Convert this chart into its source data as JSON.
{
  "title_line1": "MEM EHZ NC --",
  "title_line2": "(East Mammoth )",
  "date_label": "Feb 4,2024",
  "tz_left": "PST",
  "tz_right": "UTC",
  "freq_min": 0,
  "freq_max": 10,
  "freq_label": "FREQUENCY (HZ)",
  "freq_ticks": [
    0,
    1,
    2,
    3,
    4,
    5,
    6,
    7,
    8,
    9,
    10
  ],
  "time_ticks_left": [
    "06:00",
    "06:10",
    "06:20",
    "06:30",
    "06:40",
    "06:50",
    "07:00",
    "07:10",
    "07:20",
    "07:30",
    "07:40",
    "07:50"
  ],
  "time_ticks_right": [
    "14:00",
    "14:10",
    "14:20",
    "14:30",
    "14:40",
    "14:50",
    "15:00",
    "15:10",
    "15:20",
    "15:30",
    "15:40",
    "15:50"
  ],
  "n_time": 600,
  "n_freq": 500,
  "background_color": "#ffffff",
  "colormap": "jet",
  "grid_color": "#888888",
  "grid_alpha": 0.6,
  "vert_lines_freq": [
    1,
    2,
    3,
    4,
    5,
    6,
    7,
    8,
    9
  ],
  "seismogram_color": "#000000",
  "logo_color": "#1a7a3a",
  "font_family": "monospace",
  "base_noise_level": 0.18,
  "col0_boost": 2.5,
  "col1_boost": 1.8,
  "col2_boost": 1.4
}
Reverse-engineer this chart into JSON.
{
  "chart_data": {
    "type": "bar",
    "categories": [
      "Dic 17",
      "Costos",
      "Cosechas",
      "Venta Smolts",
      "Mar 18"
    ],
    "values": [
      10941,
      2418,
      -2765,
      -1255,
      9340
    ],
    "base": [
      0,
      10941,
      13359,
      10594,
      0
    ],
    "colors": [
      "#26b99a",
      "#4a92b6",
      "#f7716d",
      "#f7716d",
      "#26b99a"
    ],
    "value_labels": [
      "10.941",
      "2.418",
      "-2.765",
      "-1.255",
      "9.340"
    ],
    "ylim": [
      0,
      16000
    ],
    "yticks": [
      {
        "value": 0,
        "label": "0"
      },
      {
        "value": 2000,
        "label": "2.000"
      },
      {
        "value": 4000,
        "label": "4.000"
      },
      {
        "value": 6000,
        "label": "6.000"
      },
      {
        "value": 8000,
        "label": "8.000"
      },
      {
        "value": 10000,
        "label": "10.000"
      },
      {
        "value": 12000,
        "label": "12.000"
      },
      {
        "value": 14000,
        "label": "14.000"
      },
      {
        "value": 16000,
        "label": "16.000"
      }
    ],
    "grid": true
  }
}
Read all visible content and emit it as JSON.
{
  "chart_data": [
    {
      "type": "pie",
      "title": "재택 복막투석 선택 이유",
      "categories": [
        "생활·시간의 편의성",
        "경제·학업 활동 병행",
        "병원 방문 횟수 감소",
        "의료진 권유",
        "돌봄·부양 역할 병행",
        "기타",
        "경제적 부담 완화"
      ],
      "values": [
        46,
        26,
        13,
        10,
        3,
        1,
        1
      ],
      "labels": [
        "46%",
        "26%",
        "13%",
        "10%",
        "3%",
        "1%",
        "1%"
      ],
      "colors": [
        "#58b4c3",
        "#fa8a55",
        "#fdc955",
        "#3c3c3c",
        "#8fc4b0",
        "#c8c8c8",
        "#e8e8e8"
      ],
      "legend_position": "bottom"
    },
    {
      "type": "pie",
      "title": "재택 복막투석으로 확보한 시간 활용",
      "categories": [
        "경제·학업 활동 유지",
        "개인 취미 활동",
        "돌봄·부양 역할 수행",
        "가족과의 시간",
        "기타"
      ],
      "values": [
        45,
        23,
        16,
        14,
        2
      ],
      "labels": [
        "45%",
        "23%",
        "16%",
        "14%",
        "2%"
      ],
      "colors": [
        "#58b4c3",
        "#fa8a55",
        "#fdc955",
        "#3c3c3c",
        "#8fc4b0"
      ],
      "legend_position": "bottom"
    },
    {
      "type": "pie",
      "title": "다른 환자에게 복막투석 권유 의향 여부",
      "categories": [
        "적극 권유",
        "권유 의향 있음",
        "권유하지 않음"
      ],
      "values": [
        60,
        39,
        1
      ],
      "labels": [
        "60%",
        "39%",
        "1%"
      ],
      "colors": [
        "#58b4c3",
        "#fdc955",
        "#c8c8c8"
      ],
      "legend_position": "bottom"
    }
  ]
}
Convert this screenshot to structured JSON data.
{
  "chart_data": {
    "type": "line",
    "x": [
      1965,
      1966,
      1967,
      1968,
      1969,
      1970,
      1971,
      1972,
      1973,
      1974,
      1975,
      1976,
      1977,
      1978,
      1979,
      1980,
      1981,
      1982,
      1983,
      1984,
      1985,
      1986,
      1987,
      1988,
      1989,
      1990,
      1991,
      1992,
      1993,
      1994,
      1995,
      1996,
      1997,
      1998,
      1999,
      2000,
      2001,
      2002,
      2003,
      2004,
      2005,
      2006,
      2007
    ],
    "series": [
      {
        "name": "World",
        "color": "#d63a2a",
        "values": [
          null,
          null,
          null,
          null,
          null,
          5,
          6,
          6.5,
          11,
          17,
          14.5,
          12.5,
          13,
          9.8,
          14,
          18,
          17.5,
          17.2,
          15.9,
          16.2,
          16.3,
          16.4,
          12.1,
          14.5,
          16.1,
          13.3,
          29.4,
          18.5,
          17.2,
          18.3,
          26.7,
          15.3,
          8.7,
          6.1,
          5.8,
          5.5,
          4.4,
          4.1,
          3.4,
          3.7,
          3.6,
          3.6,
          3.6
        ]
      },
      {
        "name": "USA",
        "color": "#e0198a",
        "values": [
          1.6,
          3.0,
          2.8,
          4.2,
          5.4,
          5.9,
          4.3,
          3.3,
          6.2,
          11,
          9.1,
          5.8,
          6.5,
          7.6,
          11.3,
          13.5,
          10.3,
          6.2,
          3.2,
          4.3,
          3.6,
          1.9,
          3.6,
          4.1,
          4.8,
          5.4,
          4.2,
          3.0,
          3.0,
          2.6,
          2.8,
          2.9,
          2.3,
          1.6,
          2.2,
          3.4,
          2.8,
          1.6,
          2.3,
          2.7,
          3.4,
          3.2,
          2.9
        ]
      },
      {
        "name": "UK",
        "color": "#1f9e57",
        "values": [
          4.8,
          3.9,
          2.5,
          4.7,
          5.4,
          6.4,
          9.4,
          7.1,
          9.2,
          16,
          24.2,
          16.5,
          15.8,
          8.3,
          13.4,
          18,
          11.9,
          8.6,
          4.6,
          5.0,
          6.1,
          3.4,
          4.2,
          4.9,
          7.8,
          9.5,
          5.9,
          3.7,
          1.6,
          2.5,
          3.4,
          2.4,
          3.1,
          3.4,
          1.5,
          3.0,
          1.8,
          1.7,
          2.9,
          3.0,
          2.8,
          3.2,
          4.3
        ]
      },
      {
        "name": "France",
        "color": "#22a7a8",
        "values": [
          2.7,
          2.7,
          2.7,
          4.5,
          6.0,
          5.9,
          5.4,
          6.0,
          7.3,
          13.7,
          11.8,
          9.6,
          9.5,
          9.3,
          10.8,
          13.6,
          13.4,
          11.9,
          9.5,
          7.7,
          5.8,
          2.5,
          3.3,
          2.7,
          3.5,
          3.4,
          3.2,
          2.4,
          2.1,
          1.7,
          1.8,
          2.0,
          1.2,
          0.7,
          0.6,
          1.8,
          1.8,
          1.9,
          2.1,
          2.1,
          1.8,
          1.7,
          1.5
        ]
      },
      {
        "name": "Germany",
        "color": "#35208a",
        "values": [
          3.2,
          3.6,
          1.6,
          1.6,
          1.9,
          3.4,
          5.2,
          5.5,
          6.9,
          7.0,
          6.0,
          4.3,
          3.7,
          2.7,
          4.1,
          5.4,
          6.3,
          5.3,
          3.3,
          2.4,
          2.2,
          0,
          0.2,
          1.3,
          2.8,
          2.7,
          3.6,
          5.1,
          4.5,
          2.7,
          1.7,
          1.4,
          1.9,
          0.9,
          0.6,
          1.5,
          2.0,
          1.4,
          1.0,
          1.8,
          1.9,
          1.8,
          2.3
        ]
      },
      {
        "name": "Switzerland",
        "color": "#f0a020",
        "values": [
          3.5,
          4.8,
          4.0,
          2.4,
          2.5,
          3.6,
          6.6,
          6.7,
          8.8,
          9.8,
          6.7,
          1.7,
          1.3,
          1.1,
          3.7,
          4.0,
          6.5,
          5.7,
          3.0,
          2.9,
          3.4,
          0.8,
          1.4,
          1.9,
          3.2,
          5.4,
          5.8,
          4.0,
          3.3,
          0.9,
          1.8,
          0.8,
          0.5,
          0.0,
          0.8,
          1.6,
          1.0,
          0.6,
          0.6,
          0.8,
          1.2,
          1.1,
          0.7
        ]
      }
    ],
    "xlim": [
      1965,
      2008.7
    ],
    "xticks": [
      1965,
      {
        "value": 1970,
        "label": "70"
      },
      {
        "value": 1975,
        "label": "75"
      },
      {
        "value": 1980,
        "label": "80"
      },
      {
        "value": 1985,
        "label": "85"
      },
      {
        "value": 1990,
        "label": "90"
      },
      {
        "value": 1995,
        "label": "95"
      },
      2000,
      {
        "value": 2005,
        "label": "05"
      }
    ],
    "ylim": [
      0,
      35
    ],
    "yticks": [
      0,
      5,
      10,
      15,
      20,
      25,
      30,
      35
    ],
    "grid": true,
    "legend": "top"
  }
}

_Task to complete_: Extract all lines from the material above that include the word "Convert".

_Expected answer_:
Convert this chart into its source data as JSON.
Convert this screenshot to structured JSON data.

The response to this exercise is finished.